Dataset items
* * *

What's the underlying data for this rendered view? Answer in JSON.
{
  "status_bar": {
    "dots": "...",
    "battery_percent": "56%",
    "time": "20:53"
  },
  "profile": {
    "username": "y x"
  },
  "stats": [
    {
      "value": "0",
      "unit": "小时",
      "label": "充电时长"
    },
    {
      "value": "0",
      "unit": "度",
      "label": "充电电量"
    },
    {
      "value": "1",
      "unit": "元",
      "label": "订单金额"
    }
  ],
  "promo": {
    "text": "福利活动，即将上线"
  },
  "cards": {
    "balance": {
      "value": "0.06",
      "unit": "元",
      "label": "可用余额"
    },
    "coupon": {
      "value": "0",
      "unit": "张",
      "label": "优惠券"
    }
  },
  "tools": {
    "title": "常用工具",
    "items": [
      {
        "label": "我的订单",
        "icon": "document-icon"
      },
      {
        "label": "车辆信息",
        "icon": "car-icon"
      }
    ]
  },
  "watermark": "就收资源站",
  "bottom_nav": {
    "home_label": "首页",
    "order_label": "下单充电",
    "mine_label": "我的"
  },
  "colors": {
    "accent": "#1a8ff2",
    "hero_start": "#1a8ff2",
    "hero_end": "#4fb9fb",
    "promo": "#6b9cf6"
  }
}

* * *

> **The exercise**:
Set down all of the data above, word for word.

> **Answer for the task**:
What's the underlying data for this rendered view? Answer in JSON.
{
  "status_bar": {
    "dots": "...",
    "battery_percent": "56%",
    "time": "20:53"
  },
  "profile": {
    "username": "y x"
  },
  "stats": [
    {
      "value": "0",
      "unit": "小时",
      "label": "充电时长"
    },
    {
      "value": "0",
      "unit": "度",
      "label": "充电电量"
    },
    {
      "value": "1",
      "unit": "元",
      "label": "订单金额"
    }
  ],
  "promo": {
    "text": "福利活动，即将上线"
  },
  "cards": {
    "balance": {
      "value": "0.06",
      "unit": "元",
      "label": "可用余额"
    },
    "coupon": {
      "value": "0",
      "unit": "张",
      "label": "优惠券"
    }
  },
  "tools": {
    "title": "常用工具",
    "items": [
      {
        "label": "我的订单",
        "icon": "document-icon"
      },
      {
        "label": "车辆信息",
        "icon": "car-icon"
      }
    ]
  },
  "watermark": "就收资源站",
  "bottom_nav": {
    "home_label": "首页",
    "order_label": "下单充电",
    "mine_label": "我的"
  },
  "colors": {
    "accent": "#1a8ff2",
    "hero_start": "#1a8ff2",
    "hero_end": "#4fb9fb",
    "promo": "#6b9cf6"
  }
}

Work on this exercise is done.